-- Task to complete --
Show every line where "statement" occurs.

-- Records supplied --
== == ==
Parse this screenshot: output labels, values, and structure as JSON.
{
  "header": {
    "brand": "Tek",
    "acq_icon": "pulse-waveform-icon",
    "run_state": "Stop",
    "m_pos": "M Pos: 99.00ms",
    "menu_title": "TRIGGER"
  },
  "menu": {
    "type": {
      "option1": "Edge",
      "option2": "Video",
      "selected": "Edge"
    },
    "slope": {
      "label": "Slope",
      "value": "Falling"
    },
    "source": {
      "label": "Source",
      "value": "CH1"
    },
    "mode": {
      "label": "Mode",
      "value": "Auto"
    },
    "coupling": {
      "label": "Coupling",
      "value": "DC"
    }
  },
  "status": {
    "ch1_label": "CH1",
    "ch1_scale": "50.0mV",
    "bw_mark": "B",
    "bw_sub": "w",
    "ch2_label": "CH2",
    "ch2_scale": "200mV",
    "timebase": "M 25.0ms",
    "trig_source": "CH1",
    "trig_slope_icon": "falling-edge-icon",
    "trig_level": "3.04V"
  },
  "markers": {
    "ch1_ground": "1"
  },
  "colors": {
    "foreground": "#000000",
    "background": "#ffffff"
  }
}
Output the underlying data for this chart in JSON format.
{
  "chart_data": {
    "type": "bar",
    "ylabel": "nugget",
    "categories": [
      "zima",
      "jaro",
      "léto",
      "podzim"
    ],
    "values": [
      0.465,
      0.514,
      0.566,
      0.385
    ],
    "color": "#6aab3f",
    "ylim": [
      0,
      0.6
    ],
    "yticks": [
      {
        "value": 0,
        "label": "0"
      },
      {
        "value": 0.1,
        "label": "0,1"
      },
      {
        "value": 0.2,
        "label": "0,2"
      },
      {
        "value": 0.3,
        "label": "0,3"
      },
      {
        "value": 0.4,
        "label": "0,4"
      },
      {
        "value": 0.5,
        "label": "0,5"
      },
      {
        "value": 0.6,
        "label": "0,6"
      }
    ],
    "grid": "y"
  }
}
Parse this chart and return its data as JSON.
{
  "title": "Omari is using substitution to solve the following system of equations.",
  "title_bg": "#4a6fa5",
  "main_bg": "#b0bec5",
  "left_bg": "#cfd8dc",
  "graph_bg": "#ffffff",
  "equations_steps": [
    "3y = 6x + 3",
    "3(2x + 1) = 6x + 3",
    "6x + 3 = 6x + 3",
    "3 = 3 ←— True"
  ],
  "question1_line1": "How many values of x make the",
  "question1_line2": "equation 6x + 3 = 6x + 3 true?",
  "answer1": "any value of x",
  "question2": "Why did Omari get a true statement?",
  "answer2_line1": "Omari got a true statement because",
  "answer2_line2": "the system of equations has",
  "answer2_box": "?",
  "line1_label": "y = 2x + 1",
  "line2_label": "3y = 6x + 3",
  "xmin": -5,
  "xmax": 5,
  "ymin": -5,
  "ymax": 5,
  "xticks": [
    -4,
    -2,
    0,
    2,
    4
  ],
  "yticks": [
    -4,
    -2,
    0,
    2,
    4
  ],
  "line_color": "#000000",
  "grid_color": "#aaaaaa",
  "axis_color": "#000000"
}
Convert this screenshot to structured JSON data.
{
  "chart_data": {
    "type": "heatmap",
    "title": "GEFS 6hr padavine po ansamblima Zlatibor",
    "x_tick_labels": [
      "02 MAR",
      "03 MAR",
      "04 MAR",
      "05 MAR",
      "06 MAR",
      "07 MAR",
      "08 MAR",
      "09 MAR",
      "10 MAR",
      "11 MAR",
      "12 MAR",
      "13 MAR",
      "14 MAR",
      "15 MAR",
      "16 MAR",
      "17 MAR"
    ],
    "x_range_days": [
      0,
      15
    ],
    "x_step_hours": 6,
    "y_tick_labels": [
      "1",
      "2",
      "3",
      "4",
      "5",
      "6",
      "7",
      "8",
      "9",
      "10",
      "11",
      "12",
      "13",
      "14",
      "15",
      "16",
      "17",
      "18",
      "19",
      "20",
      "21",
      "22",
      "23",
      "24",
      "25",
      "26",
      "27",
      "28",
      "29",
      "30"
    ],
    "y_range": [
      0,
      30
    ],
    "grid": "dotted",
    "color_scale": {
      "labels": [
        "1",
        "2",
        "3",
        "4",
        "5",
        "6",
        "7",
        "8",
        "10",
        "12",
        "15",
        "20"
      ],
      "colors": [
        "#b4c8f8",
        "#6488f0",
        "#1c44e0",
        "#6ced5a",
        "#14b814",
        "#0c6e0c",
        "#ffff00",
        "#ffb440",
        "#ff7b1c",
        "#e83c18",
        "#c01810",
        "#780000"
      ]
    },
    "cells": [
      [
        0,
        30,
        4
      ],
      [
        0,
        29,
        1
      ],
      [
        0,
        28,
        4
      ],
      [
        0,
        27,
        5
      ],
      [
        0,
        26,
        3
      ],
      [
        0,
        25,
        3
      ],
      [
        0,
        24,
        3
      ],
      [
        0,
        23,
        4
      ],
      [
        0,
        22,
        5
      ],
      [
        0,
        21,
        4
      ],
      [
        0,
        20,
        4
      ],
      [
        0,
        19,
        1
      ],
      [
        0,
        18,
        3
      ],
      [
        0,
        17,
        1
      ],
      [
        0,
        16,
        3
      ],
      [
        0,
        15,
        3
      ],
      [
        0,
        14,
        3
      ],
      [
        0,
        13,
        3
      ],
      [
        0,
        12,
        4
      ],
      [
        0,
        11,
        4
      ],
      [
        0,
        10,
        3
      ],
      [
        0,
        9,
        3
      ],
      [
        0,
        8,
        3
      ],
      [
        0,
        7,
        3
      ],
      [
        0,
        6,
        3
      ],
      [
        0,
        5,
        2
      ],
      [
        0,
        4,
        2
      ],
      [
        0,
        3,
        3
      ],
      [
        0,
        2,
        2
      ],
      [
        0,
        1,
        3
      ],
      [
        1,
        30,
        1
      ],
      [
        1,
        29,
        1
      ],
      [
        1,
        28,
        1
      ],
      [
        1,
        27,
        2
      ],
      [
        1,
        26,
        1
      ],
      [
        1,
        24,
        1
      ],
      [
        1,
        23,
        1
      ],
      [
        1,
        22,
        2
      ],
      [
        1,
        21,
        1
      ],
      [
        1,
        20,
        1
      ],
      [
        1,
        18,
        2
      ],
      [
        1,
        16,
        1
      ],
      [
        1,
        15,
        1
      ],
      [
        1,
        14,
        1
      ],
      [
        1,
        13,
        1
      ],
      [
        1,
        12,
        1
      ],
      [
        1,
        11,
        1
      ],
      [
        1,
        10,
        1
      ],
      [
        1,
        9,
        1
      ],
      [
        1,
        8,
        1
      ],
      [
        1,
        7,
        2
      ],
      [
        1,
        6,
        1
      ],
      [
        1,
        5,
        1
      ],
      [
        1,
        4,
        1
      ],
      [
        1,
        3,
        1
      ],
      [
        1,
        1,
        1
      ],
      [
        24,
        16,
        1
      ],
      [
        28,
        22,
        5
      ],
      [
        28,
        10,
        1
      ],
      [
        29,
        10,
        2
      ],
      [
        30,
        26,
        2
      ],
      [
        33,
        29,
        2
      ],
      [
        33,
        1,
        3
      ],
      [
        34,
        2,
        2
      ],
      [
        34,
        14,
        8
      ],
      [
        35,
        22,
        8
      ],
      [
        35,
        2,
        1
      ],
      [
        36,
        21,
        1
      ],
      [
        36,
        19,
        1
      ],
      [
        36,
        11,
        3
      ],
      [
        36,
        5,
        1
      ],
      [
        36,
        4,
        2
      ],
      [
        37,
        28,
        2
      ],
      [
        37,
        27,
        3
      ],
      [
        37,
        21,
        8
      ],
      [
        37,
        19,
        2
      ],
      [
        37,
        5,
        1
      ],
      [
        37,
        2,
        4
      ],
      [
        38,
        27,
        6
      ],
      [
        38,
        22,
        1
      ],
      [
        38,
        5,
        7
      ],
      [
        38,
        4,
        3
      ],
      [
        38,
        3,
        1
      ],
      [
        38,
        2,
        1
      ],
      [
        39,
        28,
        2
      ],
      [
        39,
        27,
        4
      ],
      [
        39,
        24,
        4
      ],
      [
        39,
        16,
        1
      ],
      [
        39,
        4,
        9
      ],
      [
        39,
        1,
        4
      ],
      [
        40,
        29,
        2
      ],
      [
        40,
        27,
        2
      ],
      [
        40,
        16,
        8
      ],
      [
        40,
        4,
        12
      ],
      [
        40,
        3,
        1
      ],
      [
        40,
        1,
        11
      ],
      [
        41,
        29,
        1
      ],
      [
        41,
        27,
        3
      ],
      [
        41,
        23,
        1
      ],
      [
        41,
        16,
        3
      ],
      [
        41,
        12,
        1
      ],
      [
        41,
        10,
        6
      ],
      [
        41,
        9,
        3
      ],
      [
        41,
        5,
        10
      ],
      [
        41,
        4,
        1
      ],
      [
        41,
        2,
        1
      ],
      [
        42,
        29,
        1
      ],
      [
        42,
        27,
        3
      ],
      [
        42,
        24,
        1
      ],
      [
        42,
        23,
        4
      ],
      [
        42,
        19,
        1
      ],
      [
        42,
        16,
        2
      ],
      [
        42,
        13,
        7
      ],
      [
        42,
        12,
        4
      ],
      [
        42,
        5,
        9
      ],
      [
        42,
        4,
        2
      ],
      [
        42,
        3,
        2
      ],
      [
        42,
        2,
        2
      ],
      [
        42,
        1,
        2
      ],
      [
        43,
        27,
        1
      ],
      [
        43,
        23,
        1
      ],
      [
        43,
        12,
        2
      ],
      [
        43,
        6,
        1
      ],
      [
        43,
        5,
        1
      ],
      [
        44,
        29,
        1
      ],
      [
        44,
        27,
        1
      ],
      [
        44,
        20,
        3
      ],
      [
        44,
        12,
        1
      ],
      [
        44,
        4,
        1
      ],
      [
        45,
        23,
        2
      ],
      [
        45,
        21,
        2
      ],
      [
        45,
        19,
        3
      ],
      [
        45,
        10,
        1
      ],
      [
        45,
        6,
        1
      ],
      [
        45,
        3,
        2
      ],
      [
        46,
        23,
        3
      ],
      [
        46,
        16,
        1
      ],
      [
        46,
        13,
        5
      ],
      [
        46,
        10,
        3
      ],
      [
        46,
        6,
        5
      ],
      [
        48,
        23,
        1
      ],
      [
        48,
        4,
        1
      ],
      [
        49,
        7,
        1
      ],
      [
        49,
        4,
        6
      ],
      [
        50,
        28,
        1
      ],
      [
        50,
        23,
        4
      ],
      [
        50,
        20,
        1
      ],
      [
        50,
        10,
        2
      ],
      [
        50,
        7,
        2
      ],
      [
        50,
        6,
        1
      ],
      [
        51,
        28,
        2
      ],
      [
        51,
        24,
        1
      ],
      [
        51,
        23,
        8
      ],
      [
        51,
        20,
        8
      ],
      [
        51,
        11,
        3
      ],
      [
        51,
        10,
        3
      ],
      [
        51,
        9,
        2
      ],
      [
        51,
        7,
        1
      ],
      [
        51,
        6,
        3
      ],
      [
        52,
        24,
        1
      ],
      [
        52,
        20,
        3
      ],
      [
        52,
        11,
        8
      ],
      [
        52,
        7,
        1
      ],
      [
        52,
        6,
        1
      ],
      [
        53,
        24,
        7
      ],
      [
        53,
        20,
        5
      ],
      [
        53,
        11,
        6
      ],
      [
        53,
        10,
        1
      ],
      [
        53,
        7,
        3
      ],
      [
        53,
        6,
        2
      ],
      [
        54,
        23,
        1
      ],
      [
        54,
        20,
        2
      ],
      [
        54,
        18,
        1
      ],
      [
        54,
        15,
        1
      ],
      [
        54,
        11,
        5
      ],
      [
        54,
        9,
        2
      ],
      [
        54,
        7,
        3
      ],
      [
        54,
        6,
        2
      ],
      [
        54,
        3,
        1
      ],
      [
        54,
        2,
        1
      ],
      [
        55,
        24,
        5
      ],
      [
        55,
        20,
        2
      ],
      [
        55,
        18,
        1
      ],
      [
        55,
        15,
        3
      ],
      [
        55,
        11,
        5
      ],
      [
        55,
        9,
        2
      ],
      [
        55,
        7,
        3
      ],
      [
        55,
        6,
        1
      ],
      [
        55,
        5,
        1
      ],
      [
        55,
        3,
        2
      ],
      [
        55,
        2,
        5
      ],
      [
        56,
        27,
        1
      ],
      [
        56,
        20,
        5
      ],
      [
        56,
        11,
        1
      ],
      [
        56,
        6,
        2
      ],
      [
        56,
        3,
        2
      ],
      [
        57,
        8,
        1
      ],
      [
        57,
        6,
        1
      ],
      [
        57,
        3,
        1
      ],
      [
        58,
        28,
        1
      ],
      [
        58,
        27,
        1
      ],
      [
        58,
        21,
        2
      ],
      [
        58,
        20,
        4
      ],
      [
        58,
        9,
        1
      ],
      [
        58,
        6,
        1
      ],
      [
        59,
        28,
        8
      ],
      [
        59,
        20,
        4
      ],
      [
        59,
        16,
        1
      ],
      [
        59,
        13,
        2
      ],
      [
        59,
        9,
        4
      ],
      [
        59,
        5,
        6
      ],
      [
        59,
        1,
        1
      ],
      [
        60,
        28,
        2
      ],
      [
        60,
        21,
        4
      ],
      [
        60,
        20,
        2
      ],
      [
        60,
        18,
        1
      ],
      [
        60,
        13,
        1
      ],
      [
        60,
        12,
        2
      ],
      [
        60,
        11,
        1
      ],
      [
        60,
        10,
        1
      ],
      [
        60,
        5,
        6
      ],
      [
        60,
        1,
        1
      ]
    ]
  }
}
== == ==
-- Solution for this problem --
  "question2": "Why did Omari get a true statement?",
  "answer2_line1": "Omari got a true statement because",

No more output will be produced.